## Required task
From the entries that follow, extract each line holding the string "земельных".

(Extracted data entries)
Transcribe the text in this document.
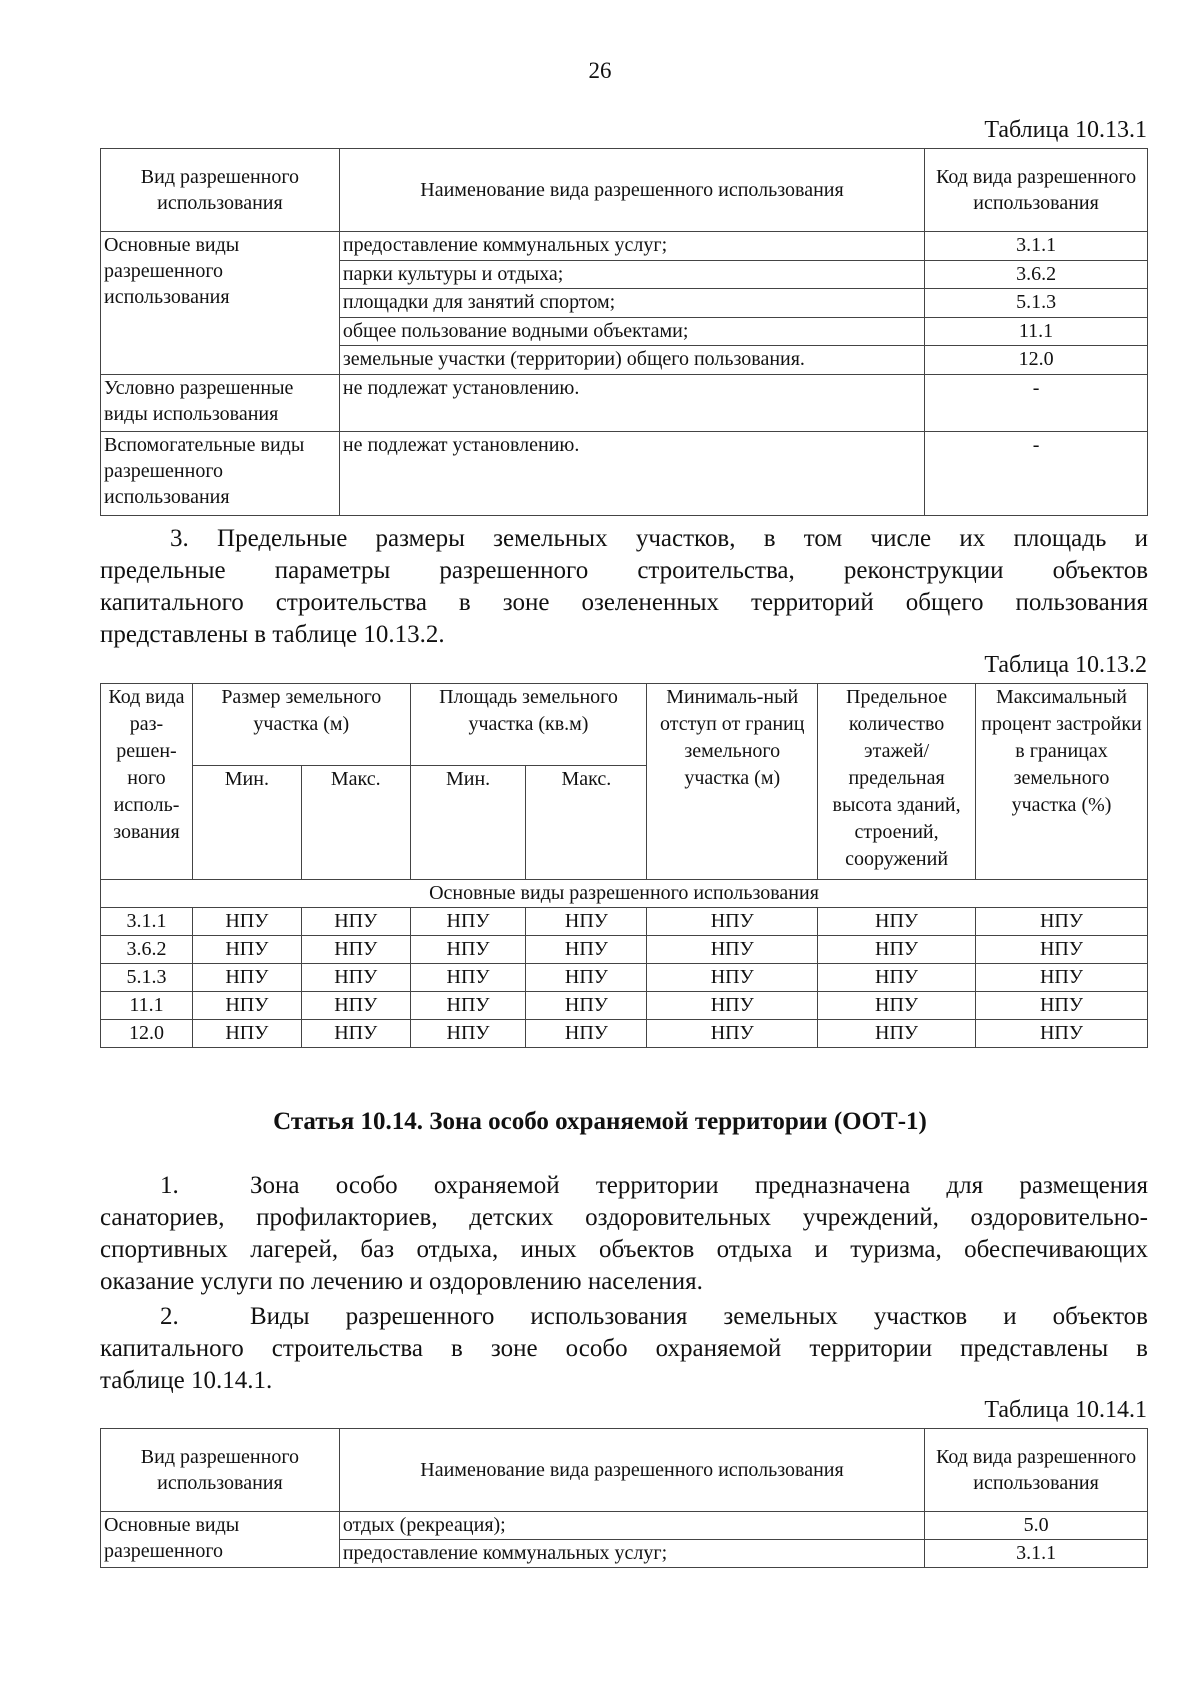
26
Таблица 10.13.1
Вид разрешенного использования	Наименование вида разрешенного использования	Код вида разрешенного использования
Основные виды разрешенного использования	предоставление коммунальных услуг;	3.1.1
	парки культуры и отдыха;	3.6.2
	площадки для занятий спортом;	5.1.3
	общее пользование водными объектами;	11.1
	земельные участки (территории) общего пользования.	12.0
Условно разрешенные виды использования	не подлежат установлению.	-
Вспомогательные виды разрешенного использования	не подлежат установлению.	-
3. Предельные размеры земельных участков, в том числе их площадь и
предельные параметры разрешенного строительства, реконструкции объектов
капитального строительства в зоне озелененных территорий общего пользования
представлены в таблице 10.13.2.
Таблица 10.13.2
Код вида раз-решен-ного исполь-зования	Размер земельного участка (м)		Площадь земельного участка (кв.м)		Минималь-ный отступ от границ земельного участка (м)	Предельное количество этажей/ предельная высота зданий, строений, сооружений	Максимальный процент застройки в границах земельного участка (%)
	Мин.	Макс.	Мин.	Макс.			
Основные виды разрешенного использования							
3.1.1	НПУ	НПУ	НПУ	НПУ	НПУ	НПУ	НПУ
3.6.2	НПУ	НПУ	НПУ	НПУ	НПУ	НПУ	НПУ
5.1.3	НПУ	НПУ	НПУ	НПУ	НПУ	НПУ	НПУ
11.1	НПУ	НПУ	НПУ	НПУ	НПУ	НПУ	НПУ
12.0	НПУ	НПУ	НПУ	НПУ	НПУ	НПУ	НПУ
Статья 10.14. Зона особо охраняемой территории (ООТ-1)
1.	Зона особо охраняемой территории предназначена для размещения
санаториев, профилакториев, детских оздоровительных учреждений, оздоровительно-
спортивных лагерей, баз отдыха, иных объектов отдыха и туризма, обеспечивающих
оказание услуги по лечению и оздоровлению населения.
2.	Виды разрешенного использования земельных участков и объектов
капитального строительства в зоне особо охраняемой территории представлены в
таблице 10.14.1.
Таблица 10.14.1
Вид разрешенного использования	Наименование вида разрешенного использования	Код вида разрешенного использования
Основные виды разрешенного	отдых (рекреация);	5.0
	предоставление коммунальных услуг;	3.1.1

## Answer in full
3. Предельные размеры земельных участков, в том числе их площадь и
2.	Виды разрешенного использования земельных участков и объектов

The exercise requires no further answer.